----- Trecho citado -----
Investimentos em gestão de água e efluentes

A manutenção dos esforços para garantir o uso consciente dos recursos hídricos exige investimentos. A empresa que estiver disposta a destinar recursos para esses projetos aposta não só na melhoria da imagem como também nos negócios e no aumento eficiente da produção.
A AngloGold Ashanti, por exemplo, vem investindo no desenvolvimento de sistemas de tratamento de água que dispensam o uso de energia elétrica e reagentes químicos. Esses projetos deverão entrar em operação nos próximos anos e prometem utilizar estruturas naturais projetadas para promover a depuração da água de forma eficiente e sustentável.
De acordo com diretor de meio ambiente da AngloGold, alguns testes internos já estão sendo realizados com o objetivo de comprovar a viabilidade técnica da tecnologia e possibilitar sua futura aplicação em escala. “Essa abordagem alia simplicidade operacional a baixo custo de manutenção, aproximando o processo do funcionamento dos ecossistemas naturais”, explica.
A busca por tecnologias inovadoras faz parte do Plano Estratégico de Água que envolve todas as unidades da empresa no mundo. Nesse contexto, a ampliação do Projeto de Eficiência Hídrica da Planta de Queiroz, em Nova Lima, na Grande BH, permitiu reduzir a geração de efluentes em aproximadamente 60%, minimizando de forma clara potenciais impactos ambientais.
Outro projeto é o Probiomas, que tem como objetivo realizar a recomposição florestal nas principais microbacias contribuintes da sub-bacia Ribeirões Caeté-Sabará, responsável pelo abastecimento de mais de 18 mil pessoas nas duas cidades da RMBH. O excedente deste corpo d’água contribui para a bacia do rio das Velhas, principal afluente do rio São Francisco, que é responsável pela manutenção de aproximadamente 5,3 milhões de mineiros.

A Bem Brasil também vem investindo em inovação ambiental, com foco no reúso de efluentes, para aprimorar a eficiência do processo. Atualmente, a indústria alimentícia avalia uma possível implementação de tecnologias avançadas no processo de tratamento, com o objetivo de possibilitar o reúso de efluentes da fábrica em diversas atividades.
“Como parte das ações em andamento, estamos implementando uma nova etapa no processo de tratamento, que envolve a desinfecção por meio da tecnologia de radiação ultravioleta”, esclarece a gerente de sustentabilidade.
Já os investimentos em eficiência hídrica e sustentabilidade da Cedro têm como objetivo modernizar o processo de reúso de água nas operações. Só em 2024, a empresa investiu cerca de R$ 3 milhões na implementação de um flotador na unidade de Sete Lagoas, na região Central de Minas, para melhorar a qualidade do efluente e retornar ao processo produtivo.
“Esse trabalho é permanente e faz parte da estratégia de longo prazo”, garante Keller Chamon.
Para os próximos anos, a indústria têxtil planeja novos projetos de inovação para integrar tecnologia e preservação ambiental, garantindo a continuidade do compromisso com o uso responsável e com o desenvolvimento sustentável das regiões onde atua. “A Cedro Têxtil tem a certeza de que indústria e preservação podem caminhar juntas”, declara.
Quanto às ações da Copasa, Frieda Keifer destaca que a companhia planeja lançar o Portal Reúso Copasa, onde empresas e clientes interessados poderão se cadastrar para a utilização do efluente tratado em suas atividades. A iniciativa está em consonância com o Marco Legal do Saneamento (Lei nº 14.026/2020) e o Pacto Global da Organização das Nações Unidas (ONU). “Por meio do portal, a Copasa visa fomentar o desenvolvimento sustentável e a economia circular”, completa.
----- Dados fornecidos -----
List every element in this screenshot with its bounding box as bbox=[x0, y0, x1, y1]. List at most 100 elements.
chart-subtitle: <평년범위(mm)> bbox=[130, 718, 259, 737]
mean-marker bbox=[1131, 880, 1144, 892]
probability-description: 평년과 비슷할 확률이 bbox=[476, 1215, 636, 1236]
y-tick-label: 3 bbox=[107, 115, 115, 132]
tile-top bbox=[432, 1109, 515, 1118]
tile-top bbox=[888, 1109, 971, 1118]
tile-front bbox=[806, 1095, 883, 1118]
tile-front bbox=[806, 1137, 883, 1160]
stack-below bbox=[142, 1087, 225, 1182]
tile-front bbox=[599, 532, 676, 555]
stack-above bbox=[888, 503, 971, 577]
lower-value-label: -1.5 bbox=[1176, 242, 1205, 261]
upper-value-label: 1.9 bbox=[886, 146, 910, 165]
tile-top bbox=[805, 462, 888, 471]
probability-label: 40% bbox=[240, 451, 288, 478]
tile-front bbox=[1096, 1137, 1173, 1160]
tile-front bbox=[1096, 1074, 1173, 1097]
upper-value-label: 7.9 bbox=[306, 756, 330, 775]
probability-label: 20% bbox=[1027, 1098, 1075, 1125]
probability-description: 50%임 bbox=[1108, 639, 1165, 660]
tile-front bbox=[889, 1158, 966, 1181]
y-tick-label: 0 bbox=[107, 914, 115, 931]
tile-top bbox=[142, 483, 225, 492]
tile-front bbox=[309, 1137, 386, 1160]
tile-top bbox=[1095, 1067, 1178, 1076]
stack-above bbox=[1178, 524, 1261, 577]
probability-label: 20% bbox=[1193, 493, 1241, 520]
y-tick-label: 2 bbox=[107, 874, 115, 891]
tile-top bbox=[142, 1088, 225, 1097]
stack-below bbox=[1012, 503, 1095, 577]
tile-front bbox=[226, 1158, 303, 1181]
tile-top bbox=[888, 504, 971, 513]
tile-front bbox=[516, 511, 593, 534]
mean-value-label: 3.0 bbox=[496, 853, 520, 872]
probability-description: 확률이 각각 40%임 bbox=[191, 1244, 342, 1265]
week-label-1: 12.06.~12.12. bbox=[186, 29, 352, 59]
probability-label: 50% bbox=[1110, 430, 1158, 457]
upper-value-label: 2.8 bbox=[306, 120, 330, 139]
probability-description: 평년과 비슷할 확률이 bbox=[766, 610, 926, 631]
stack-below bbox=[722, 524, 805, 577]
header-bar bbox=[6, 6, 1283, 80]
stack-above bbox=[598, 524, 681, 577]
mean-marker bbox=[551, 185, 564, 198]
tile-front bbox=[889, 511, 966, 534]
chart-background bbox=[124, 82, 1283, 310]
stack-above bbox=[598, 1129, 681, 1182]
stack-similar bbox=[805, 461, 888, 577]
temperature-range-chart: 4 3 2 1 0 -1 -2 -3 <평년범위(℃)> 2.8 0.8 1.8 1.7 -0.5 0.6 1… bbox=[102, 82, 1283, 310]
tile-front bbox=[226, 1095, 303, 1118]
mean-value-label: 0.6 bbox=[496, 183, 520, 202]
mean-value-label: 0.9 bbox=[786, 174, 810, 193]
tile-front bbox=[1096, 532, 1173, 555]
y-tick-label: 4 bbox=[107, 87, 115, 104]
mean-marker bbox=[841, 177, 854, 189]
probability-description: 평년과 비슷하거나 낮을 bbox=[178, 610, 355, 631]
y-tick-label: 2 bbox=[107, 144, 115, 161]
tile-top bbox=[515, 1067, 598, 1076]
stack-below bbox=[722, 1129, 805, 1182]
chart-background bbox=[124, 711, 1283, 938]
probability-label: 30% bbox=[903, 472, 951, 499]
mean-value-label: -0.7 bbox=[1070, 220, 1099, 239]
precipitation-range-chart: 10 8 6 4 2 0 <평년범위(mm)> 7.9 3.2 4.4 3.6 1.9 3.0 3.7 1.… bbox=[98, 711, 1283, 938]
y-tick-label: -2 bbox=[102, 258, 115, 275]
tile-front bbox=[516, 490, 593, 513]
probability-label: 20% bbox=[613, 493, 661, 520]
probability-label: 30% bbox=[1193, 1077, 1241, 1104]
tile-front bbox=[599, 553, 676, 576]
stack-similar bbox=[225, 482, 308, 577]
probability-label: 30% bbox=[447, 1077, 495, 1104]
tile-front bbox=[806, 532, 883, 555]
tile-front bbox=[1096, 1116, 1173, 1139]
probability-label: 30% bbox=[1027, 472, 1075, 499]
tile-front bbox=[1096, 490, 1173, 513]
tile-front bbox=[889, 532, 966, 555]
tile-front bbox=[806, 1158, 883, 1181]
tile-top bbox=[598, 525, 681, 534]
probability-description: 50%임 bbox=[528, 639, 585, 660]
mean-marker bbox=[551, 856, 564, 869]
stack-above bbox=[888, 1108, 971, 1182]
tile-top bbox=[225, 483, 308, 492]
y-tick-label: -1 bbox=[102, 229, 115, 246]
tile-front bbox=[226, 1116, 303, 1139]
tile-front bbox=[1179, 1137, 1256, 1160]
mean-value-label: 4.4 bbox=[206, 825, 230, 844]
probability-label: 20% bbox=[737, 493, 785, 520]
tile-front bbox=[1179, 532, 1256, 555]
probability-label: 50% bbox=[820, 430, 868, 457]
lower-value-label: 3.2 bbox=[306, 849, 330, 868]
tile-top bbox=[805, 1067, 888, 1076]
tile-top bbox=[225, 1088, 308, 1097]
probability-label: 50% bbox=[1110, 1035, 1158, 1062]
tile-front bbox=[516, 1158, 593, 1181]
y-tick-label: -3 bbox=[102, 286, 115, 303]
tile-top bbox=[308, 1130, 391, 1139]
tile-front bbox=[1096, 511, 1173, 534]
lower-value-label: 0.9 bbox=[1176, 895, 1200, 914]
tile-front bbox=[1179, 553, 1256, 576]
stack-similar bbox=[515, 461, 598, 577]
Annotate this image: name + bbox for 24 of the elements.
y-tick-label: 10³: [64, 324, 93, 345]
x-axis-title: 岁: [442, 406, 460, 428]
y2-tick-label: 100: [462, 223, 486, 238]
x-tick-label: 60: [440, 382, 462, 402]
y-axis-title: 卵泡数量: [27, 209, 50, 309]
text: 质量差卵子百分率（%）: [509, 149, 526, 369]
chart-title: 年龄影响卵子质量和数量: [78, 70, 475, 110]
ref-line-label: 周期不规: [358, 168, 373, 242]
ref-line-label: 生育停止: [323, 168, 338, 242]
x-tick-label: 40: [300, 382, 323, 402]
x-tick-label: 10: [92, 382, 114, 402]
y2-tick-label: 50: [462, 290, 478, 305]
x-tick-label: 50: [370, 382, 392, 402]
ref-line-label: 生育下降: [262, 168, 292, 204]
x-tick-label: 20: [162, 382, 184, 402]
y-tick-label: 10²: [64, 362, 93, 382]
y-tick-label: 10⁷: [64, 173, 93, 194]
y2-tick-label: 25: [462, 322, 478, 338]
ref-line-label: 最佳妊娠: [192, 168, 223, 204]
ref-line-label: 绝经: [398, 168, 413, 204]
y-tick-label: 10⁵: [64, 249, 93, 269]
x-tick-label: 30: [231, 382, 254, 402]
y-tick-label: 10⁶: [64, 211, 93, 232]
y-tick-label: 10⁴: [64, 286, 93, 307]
-----
Responda às perguntas abaixo com base no texto sobre gestão de água e efluentes.
(a) Em quanto a ampliação do Projeto de Eficiência Hídrica da Planta de Queiroz reduziu a geração de efluentes?
(b) Que tecnologia de desinfecção a Bem Brasil está implementando em uma nova etapa do tratamento?
(c) Quanto a Cedro investiu em 2024 na implementação de um flotador em Sete Lagoas?

● Resposta:
(a) Em aproximadamente 60%.
(b) A radiação ultravioleta.
(c) Cerca de R$ 3 milhões.